> [Stored data]

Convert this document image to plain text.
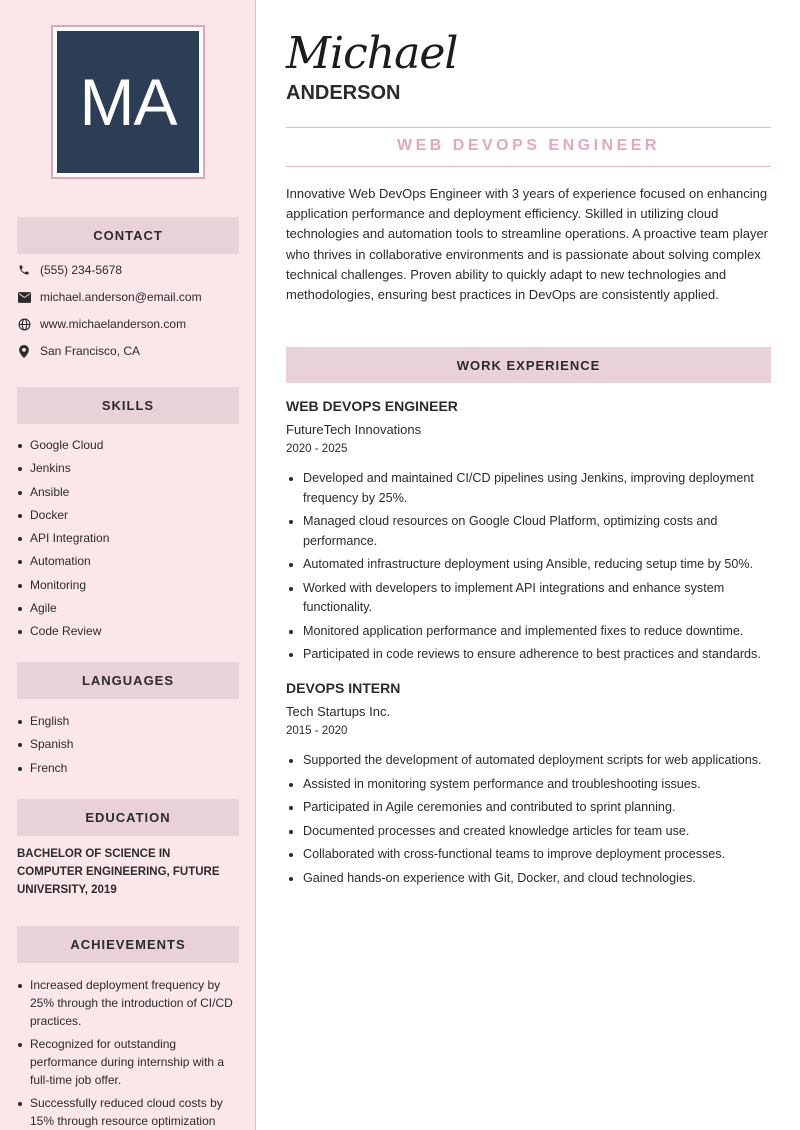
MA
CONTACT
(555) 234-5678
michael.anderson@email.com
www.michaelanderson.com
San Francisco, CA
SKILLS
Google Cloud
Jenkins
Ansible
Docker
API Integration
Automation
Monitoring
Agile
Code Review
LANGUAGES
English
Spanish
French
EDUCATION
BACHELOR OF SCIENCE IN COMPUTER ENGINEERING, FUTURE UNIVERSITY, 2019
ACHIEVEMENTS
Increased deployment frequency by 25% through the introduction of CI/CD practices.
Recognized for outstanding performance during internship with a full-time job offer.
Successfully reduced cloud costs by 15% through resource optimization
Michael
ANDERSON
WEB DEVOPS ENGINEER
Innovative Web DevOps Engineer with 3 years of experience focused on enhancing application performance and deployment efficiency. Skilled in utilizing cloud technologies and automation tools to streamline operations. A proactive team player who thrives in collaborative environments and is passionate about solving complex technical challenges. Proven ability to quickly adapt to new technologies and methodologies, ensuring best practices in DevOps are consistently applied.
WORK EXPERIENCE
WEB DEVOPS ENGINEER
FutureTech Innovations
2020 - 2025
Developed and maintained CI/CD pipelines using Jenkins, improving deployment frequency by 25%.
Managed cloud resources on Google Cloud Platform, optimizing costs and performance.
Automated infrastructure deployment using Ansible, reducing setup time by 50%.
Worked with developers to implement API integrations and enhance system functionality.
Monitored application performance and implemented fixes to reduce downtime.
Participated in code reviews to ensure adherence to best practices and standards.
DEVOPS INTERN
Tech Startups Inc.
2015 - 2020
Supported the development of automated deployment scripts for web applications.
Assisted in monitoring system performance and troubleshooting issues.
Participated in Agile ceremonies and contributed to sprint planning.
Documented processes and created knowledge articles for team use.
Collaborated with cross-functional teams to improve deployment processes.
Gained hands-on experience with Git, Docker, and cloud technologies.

* * *

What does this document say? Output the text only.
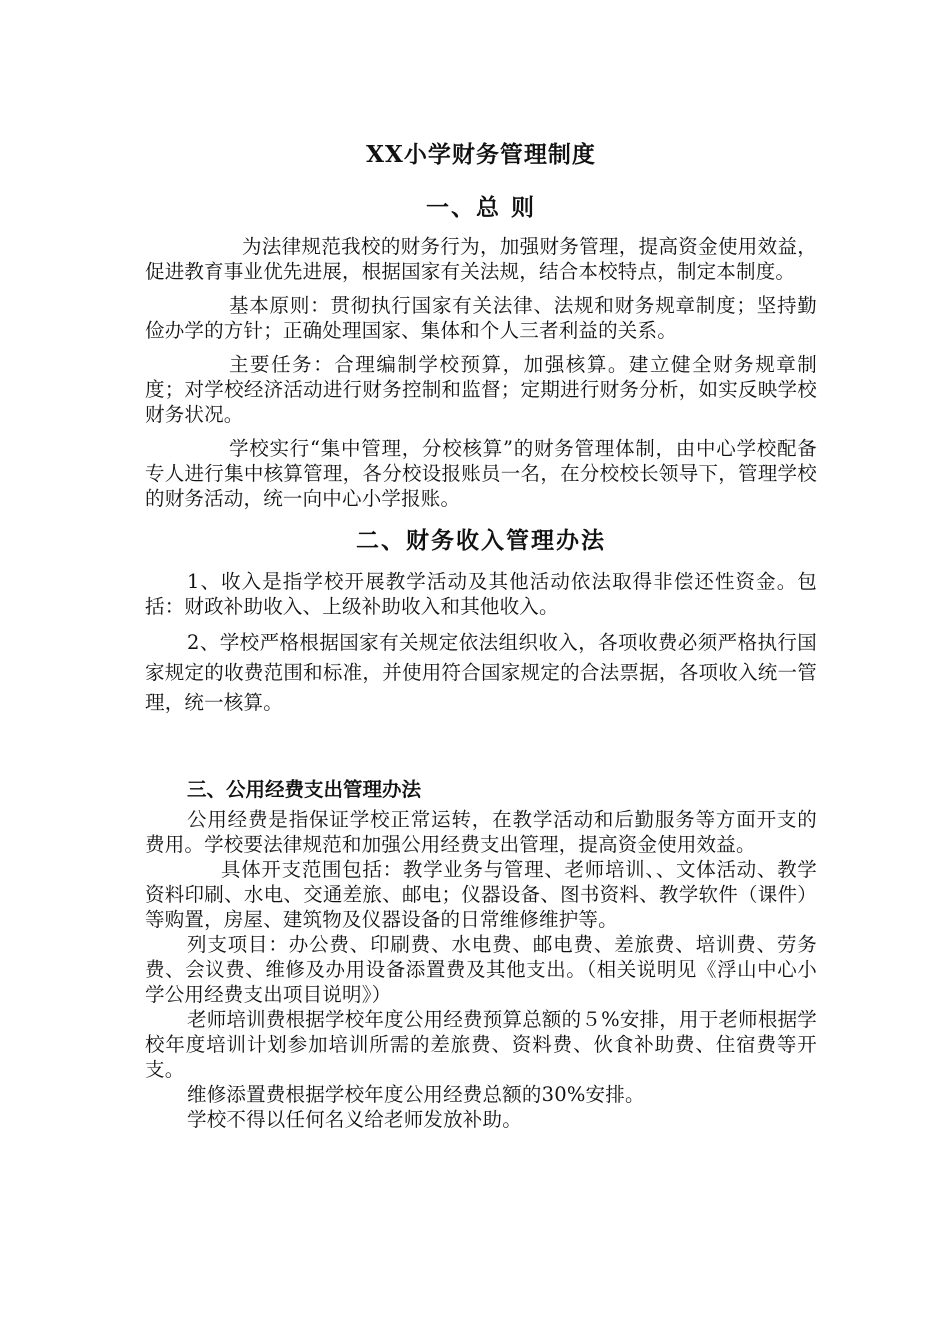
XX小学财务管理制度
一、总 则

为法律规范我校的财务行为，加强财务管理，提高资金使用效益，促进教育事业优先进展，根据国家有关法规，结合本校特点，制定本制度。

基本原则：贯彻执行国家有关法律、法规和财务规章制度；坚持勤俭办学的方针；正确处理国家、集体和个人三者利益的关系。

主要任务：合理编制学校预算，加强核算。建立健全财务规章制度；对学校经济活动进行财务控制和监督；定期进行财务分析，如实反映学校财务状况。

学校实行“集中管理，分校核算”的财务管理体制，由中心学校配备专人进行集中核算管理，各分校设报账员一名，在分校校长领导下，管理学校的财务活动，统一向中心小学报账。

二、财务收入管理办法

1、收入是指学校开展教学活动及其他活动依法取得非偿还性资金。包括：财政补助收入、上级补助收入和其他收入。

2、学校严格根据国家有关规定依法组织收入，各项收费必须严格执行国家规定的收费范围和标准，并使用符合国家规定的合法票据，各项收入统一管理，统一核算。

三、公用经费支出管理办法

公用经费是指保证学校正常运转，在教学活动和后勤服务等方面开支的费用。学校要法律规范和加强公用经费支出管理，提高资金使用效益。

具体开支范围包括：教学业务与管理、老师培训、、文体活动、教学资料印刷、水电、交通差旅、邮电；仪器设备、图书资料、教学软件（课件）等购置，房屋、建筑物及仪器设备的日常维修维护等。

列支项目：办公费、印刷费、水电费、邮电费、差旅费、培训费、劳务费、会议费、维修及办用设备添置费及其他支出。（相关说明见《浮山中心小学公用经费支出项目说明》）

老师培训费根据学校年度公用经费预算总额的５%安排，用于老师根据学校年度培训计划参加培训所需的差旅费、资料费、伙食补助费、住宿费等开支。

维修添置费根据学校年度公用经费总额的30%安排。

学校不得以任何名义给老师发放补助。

> [Stated problem] Pick every line with "frequency" in it and copy it.

> [Worked answer]
Increased deployment frequency by 25% through the introduction of CI/CD practices.
Developed and maintained CI/CD pipelines using Jenkins, improving deployment frequency by 25%.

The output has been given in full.